- **TO DO**
Images embedded in the records are excluded; print everything else exactly as given.

* start *

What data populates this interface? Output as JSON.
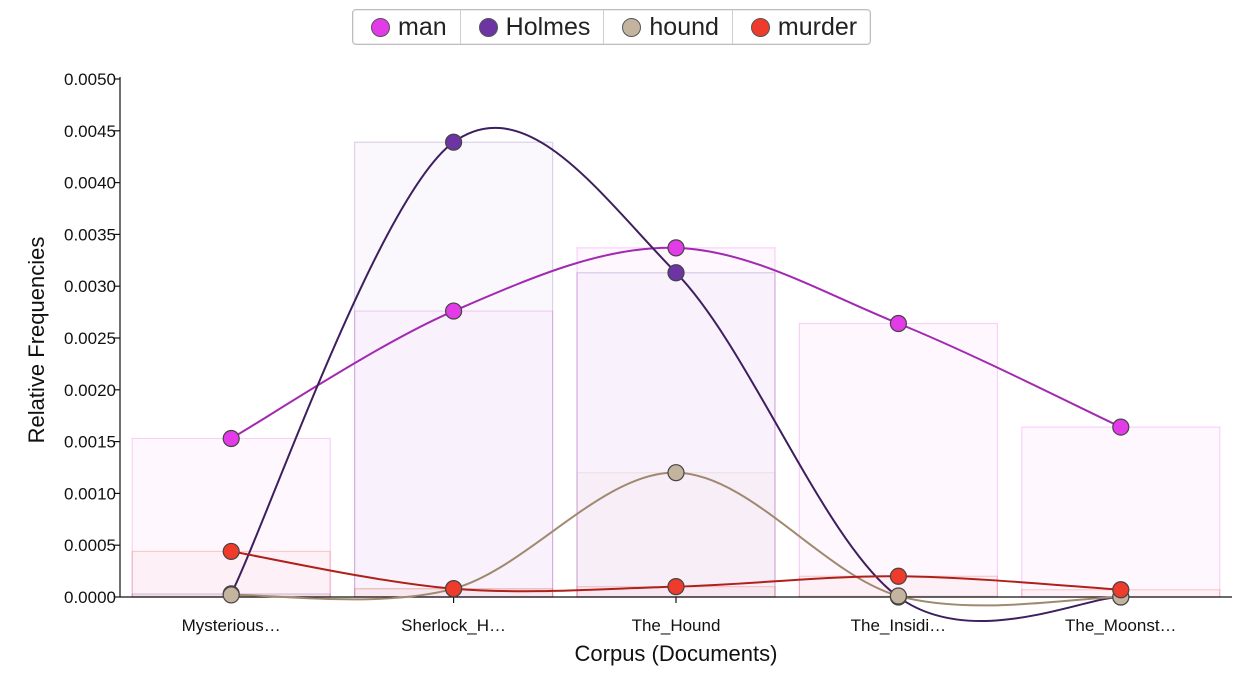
{
  "chart_data": {
    "type": "line",
    "xlabel": "Corpus (Documents)",
    "ylabel": "Relative Frequencies",
    "categories": [
      "Mysterious…",
      "Sherlock_H…",
      "The_Hound",
      "The_Insidi…",
      "The_Moonst…"
    ],
    "ylim": [
      0,
      0.005
    ],
    "yticks": [
      "0.0000",
      "0.0005",
      "0.0010",
      "0.0015",
      "0.0020",
      "0.0025",
      "0.0030",
      "0.0035",
      "0.0040",
      "0.0045",
      "0.0050"
    ],
    "legend_placement": "top-center",
    "grid": false,
    "series": [
      {
        "name": "man",
        "color": "#e43be8",
        "line_color": "#a22ab0",
        "values": [
          0.00153,
          0.00276,
          0.00337,
          0.00264,
          0.00164
        ]
      },
      {
        "name": "Holmes",
        "color": "#6c35a3",
        "line_color": "#3d1e5e",
        "values": [
          3e-05,
          0.00439,
          0.00313,
          0.0,
          0.0
        ]
      },
      {
        "name": "hound",
        "color": "#c3b39f",
        "line_color": "#a0896f",
        "values": [
          2e-05,
          8e-05,
          0.0012,
          1e-05,
          0.0
        ]
      },
      {
        "name": "murder",
        "color": "#ee3b2b",
        "line_color": "#b0201a",
        "values": [
          0.00044,
          8e-05,
          0.0001,
          0.0002,
          7e-05
        ]
      }
    ]
  }
}
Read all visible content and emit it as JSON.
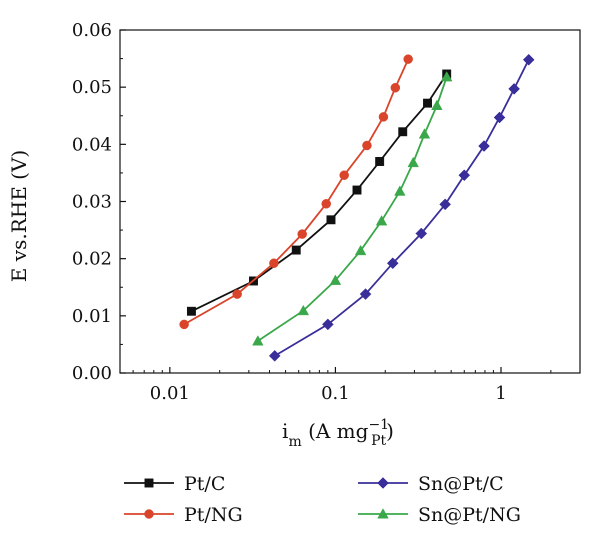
{
  "chart_data": {
    "type": "line",
    "xlabel": {
      "main": "i",
      "sub_m": "m",
      "unit_open": " (A mg",
      "sup": "−1",
      "sub": "Pt",
      "unit_close": ")"
    },
    "ylabel": "E vs.RHE (V)",
    "xscale": "log",
    "xlim": [
      0.005,
      3
    ],
    "ylim": [
      0,
      0.06
    ],
    "x_tick_labels": [
      "0.01",
      "0.1",
      "1"
    ],
    "y_tick_labels": [
      "0.00",
      "0.01",
      "0.02",
      "0.03",
      "0.04",
      "0.05",
      "0.06"
    ],
    "legend_placement": "bottom",
    "series": [
      {
        "name": "Pt/C",
        "color": "#111111",
        "marker": "square",
        "x": [
          0.0135,
          0.032,
          0.058,
          0.094,
          0.135,
          0.185,
          0.255,
          0.36,
          0.47
        ],
        "y": [
          0.0108,
          0.0161,
          0.0215,
          0.0268,
          0.032,
          0.037,
          0.0422,
          0.0472,
          0.0523
        ]
      },
      {
        "name": "Pt/NG",
        "color": "#d9442a",
        "marker": "circle",
        "x": [
          0.0122,
          0.0255,
          0.0425,
          0.063,
          0.088,
          0.113,
          0.155,
          0.195,
          0.23,
          0.275
        ],
        "y": [
          0.0085,
          0.0138,
          0.0192,
          0.0243,
          0.0296,
          0.0346,
          0.0398,
          0.0448,
          0.0499,
          0.0549
        ]
      },
      {
        "name": "Sn@Pt/C",
        "color": "#3a2f9a",
        "marker": "diamond",
        "x": [
          0.043,
          0.09,
          0.152,
          0.222,
          0.33,
          0.46,
          0.6,
          0.79,
          0.98,
          1.2,
          1.47
        ],
        "y": [
          0.003,
          0.0085,
          0.0138,
          0.0192,
          0.0244,
          0.0295,
          0.0346,
          0.0397,
          0.0447,
          0.0497,
          0.0548
        ]
      },
      {
        "name": "Sn@Pt/NG",
        "color": "#3aa84a",
        "marker": "triangle",
        "x": [
          0.034,
          0.064,
          0.1,
          0.142,
          0.19,
          0.245,
          0.295,
          0.345,
          0.41,
          0.47
        ],
        "y": [
          0.0056,
          0.0109,
          0.0162,
          0.0214,
          0.0266,
          0.0318,
          0.0368,
          0.0418,
          0.0468,
          0.0518
        ]
      }
    ]
  }
}
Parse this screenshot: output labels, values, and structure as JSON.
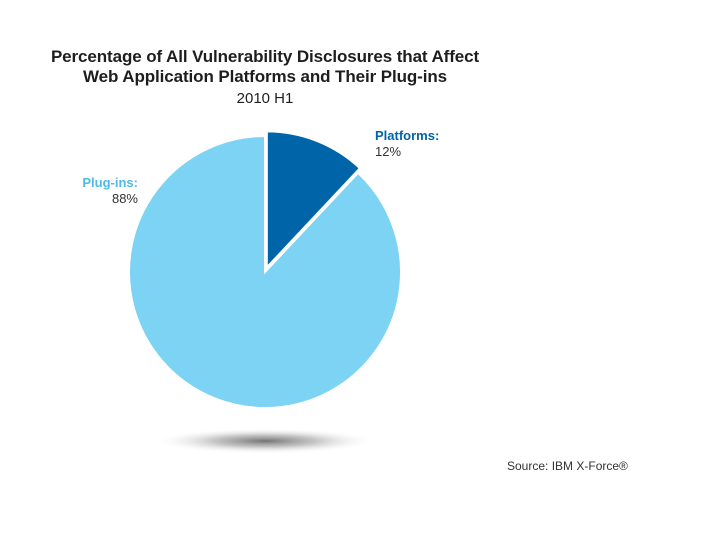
{
  "chart_data": {
    "type": "pie",
    "title": "Percentage of All Vulnerability Disclosures that Affect Web Application Platforms and Their Plug-ins",
    "title_lines": [
      "Percentage of All Vulnerability Disclosures that Affect",
      "Web Application Platforms and Their Plug-ins"
    ],
    "subtitle": "2010 H1",
    "categories": [
      "Platforms",
      "Plug-ins"
    ],
    "values": [
      12,
      88
    ],
    "unit": "%",
    "exploded": "Platforms",
    "labels": [
      {
        "name": "Platforms:",
        "value": "12%"
      },
      {
        "name": "Plug-ins:",
        "value": "88%"
      }
    ],
    "colors": [
      "#0065a8",
      "#7dd3f3"
    ],
    "label_colors": [
      "#0065a8",
      "#4fb9e6"
    ],
    "source": "Source: IBM X-Force®"
  }
}
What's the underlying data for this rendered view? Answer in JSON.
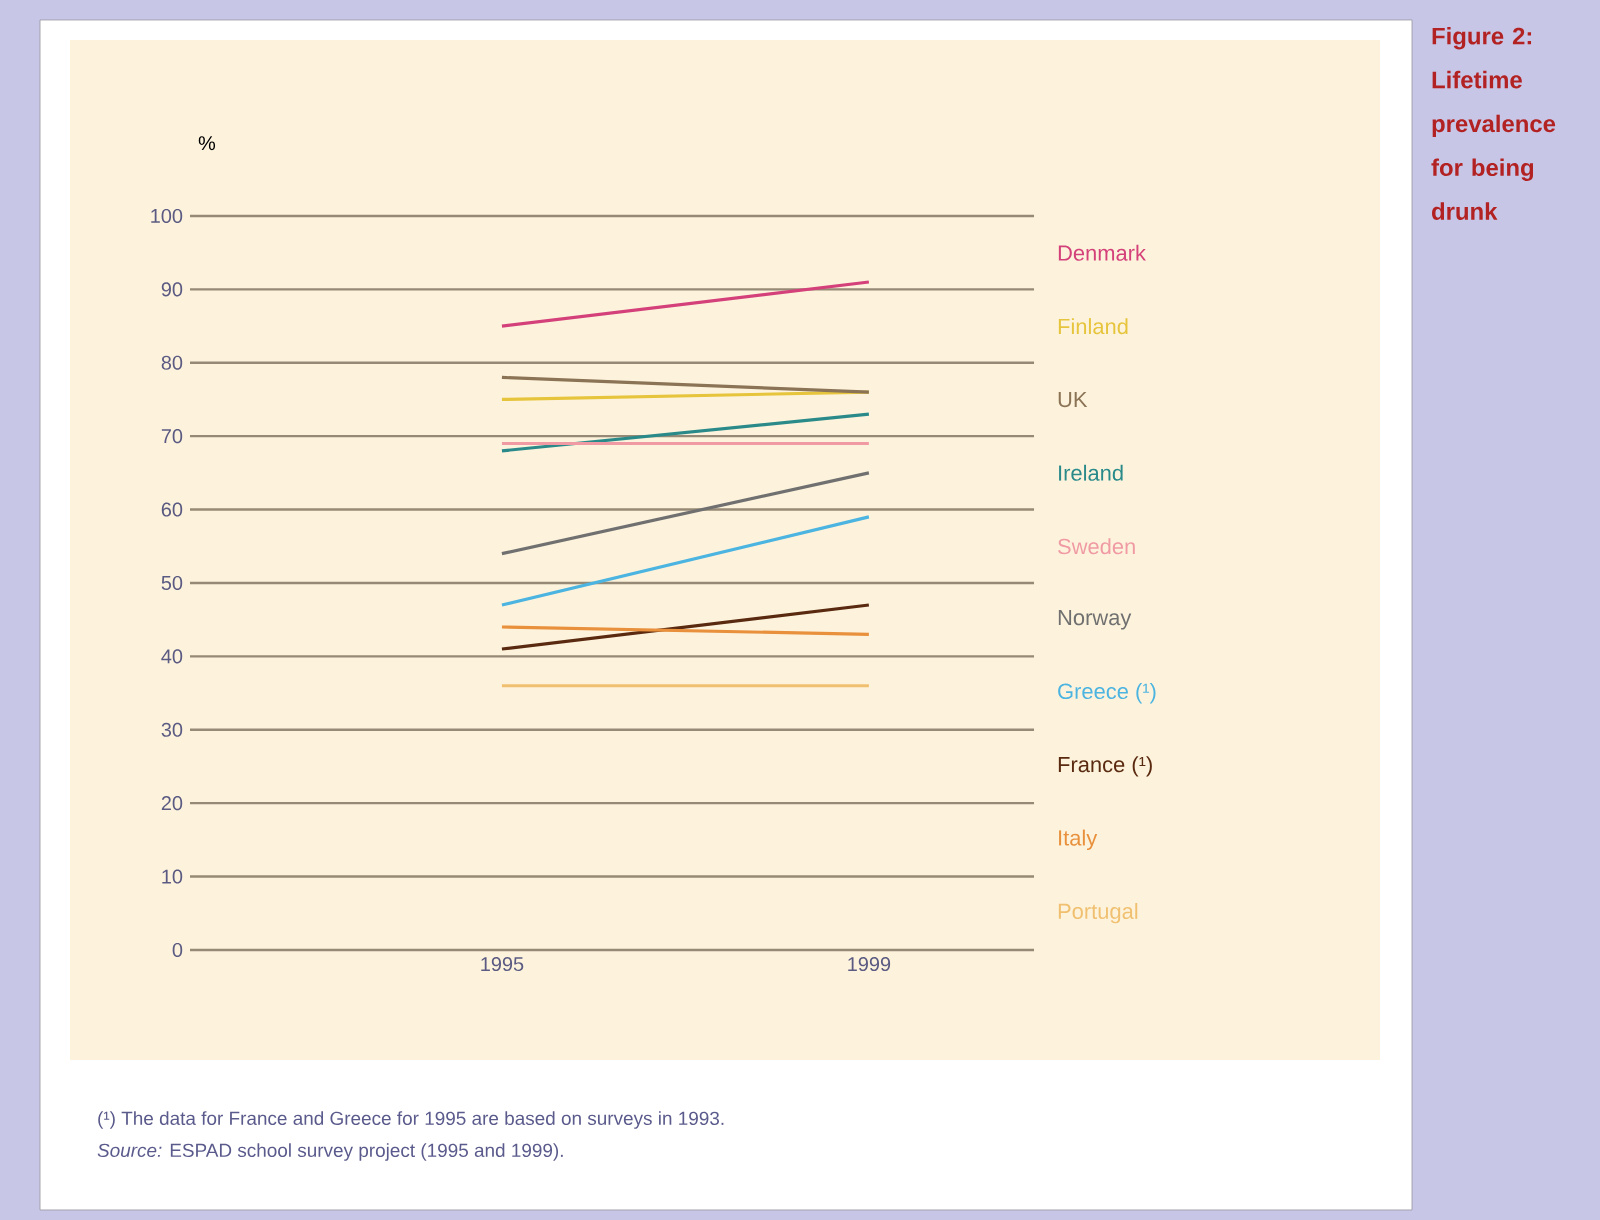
{
  "chart_data": {
    "type": "line",
    "title": "Figure 2: Lifetime prevalence for being drunk",
    "ylabel": "%",
    "categories": [
      "1995",
      "1999"
    ],
    "series": [
      {
        "name": "Denmark",
        "color": "#d4407a",
        "values": [
          85,
          91
        ]
      },
      {
        "name": "Finland",
        "color": "#e6c43c",
        "values": [
          75,
          76
        ]
      },
      {
        "name": "UK",
        "color": "#8b7355",
        "values": [
          78,
          76
        ]
      },
      {
        "name": "Ireland",
        "color": "#2a8a8a",
        "values": [
          68,
          73
        ]
      },
      {
        "name": "Sweden",
        "color": "#f09aa4",
        "values": [
          69,
          69
        ]
      },
      {
        "name": "Norway",
        "color": "#707070",
        "values": [
          54,
          65
        ]
      },
      {
        "name": "Greece (¹)",
        "color": "#4cb4e0",
        "values": [
          47,
          59
        ]
      },
      {
        "name": "France (¹)",
        "color": "#5a2a10",
        "values": [
          41,
          47
        ]
      },
      {
        "name": "Italy",
        "color": "#e8903c",
        "values": [
          44,
          43
        ]
      },
      {
        "name": "Portugal",
        "color": "#f0c070",
        "values": [
          36,
          36
        ]
      }
    ],
    "ylim": [
      0,
      100
    ],
    "yticks": [
      0,
      10,
      20,
      30,
      40,
      50,
      60,
      70,
      80,
      90,
      100
    ],
    "grid": "y",
    "legend": "right",
    "line_style": "solid",
    "annotations": [
      "(¹) The data for France and Greece for 1995 are based on surveys in 1993.",
      "*Source:* ESPAD school survey project (1995 and 1999)."
    ]
  }
}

* end *

- **RESPONSE TO THIS EXERCISE**
What data populates this interface? Output as JSON.
{
  "chart_data": {
    "type": "line",
    "xlabel": "Corpus (Documents)",
    "ylabel": "Relative Frequencies",
    "categories": [
      "Mysterious…",
      "Sherlock_H…",
      "The_Hound",
      "The_Insidi…",
      "The_Moonst…"
    ],
    "ylim": [
      0,
      0.005
    ],
    "yticks": [
      "0.0000",
      "0.0005",
      "0.0010",
      "0.0015",
      "0.0020",
      "0.0025",
      "0.0030",
      "0.0035",
      "0.0040",
      "0.0045",
      "0.0050"
    ],
    "legend_placement": "top-center",
    "grid": false,
    "series": [
      {
        "name": "man",
        "color": "#e43be8",
        "line_color": "#a22ab0",
        "values": [
          0.00153,
          0.00276,
          0.00337,
          0.00264,
          0.00164
        ]
      },
      {
        "name": "Holmes",
        "color": "#6c35a3",
        "line_color": "#3d1e5e",
        "values": [
          3e-05,
          0.00439,
          0.00313,
          0.0,
          0.0
        ]
      },
      {
        "name": "hound",
        "color": "#c3b39f",
        "line_color": "#a0896f",
        "values": [
          2e-05,
          8e-05,
          0.0012,
          1e-05,
          0.0
        ]
      },
      {
        "name": "murder",
        "color": "#ee3b2b",
        "line_color": "#b0201a",
        "values": [
          0.00044,
          8e-05,
          0.0001,
          0.0002,
          7e-05
        ]
      }
    ]
  }
}
Read all visible content and emit it as JSON.
{
  "chart_data": {
    "type": "line",
    "xlabel": {
      "main": "i",
      "sub_m": "m",
      "unit_open": " (A mg",
      "sup": "−1",
      "sub": "Pt",
      "unit_close": ")"
    },
    "ylabel": "E vs.RHE (V)",
    "xscale": "log",
    "xlim": [
      0.005,
      3
    ],
    "ylim": [
      0,
      0.06
    ],
    "x_tick_labels": [
      "0.01",
      "0.1",
      "1"
    ],
    "y_tick_labels": [
      "0.00",
      "0.01",
      "0.02",
      "0.03",
      "0.04",
      "0.05",
      "0.06"
    ],
    "legend_placement": "bottom",
    "series": [
      {
        "name": "Pt/C",
        "color": "#111111",
        "marker": "square",
        "x": [
          0.0135,
          0.032,
          0.058,
          0.094,
          0.135,
          0.185,
          0.255,
          0.36,
          0.47
        ],
        "y": [
          0.0108,
          0.0161,
          0.0215,
          0.0268,
          0.032,
          0.037,
          0.0422,
          0.0472,
          0.0523
        ]
      },
      {
        "name": "Pt/NG",
        "color": "#d9442a",
        "marker": "circle",
        "x": [
          0.0122,
          0.0255,
          0.0425,
          0.063,
          0.088,
          0.113,
          0.155,
          0.195,
          0.23,
          0.275
        ],
        "y": [
          0.0085,
          0.0138,
          0.0192,
          0.0243,
          0.0296,
          0.0346,
          0.0398,
          0.0448,
          0.0499,
          0.0549
        ]
      },
      {
        "name": "Sn@Pt/C",
        "color": "#3a2f9a",
        "marker": "diamond",
        "x": [
          0.043,
          0.09,
          0.152,
          0.222,
          0.33,
          0.46,
          0.6,
          0.79,
          0.98,
          1.2,
          1.47
        ],
        "y": [
          0.003,
          0.0085,
          0.0138,
          0.0192,
          0.0244,
          0.0295,
          0.0346,
          0.0397,
          0.0447,
          0.0497,
          0.0548
        ]
      },
      {
        "name": "Sn@Pt/NG",
        "color": "#3aa84a",
        "marker": "triangle",
        "x": [
          0.034,
          0.064,
          0.1,
          0.142,
          0.19,
          0.245,
          0.295,
          0.345,
          0.41,
          0.47
        ],
        "y": [
          0.0056,
          0.0109,
          0.0162,
          0.0214,
          0.0266,
          0.0318,
          0.0368,
          0.0418,
          0.0468,
          0.0518
        ]
      }
    ]
  }
}
Parse this screenshot: output labels, values, and structure as JSON.
{
  "chart_data": {
    "type": "pie",
    "title": "Percentage of All Vulnerability Disclosures that Affect Web Application Platforms and Their Plug-ins",
    "title_lines": [
      "Percentage of All Vulnerability Disclosures that Affect",
      "Web Application Platforms and Their Plug-ins"
    ],
    "subtitle": "2010 H1",
    "categories": [
      "Platforms",
      "Plug-ins"
    ],
    "values": [
      12,
      88
    ],
    "unit": "%",
    "exploded": "Platforms",
    "labels": [
      {
        "name": "Platforms:",
        "value": "12%"
      },
      {
        "name": "Plug-ins:",
        "value": "88%"
      }
    ],
    "colors": [
      "#0065a8",
      "#7dd3f3"
    ],
    "label_colors": [
      "#0065a8",
      "#4fb9e6"
    ],
    "source": "Source: IBM X-Force®"
  }
}
What's the underlying data for this rendered view? Answer in JSON.
{
  "chart_data": {
    "type": "line",
    "title": "Figure 2: Lifetime prevalence for being drunk",
    "ylabel": "%",
    "categories": [
      "1995",
      "1999"
    ],
    "series": [
      {
        "name": "Denmark",
        "color": "#d4407a",
        "values": [
          85,
          91
        ]
      },
      {
        "name": "Finland",
        "color": "#e6c43c",
        "values": [
          75,
          76
        ]
      },
      {
        "name": "UK",
        "color": "#8b7355",
        "values": [
          78,
          76
        ]
      },
      {
        "name": "Ireland",
        "color": "#2a8a8a",
        "values": [
          68,
          73
        ]
      },
      {
        "name": "Sweden",
        "color": "#f09aa4",
        "values": [
          69,
          69
        ]
      },
      {
        "name": "Norway",
        "color": "#707070",
        "values": [
          54,
          65
        ]
      },
      {
        "name": "Greece (¹)",
        "color": "#4cb4e0",
        "values": [
          47,
          59
        ]
      },
      {
        "name": "France (¹)",
        "color": "#5a2a10",
        "values": [
          41,
          47
        ]
      },
      {
        "name": "Italy",
        "color": "#e8903c",
        "values": [
          44,
          43
        ]
      },
      {
        "name": "Portugal",
        "color": "#f0c070",
        "values": [
          36,
          36
        ]
      }
    ],
    "ylim": [
      0,
      100
    ],
    "yticks": [
      0,
      10,
      20,
      30,
      40,
      50,
      60,
      70,
      80,
      90,
      100
    ],
    "grid": "y",
    "legend": "right",
    "line_style": "solid",
    "annotations": [
      "(¹) The data for France and Greece for 1995 are based on surveys in 1993.",
      "*Source:* ESPAD school survey project (1995 and 1999)."
    ]
  }
}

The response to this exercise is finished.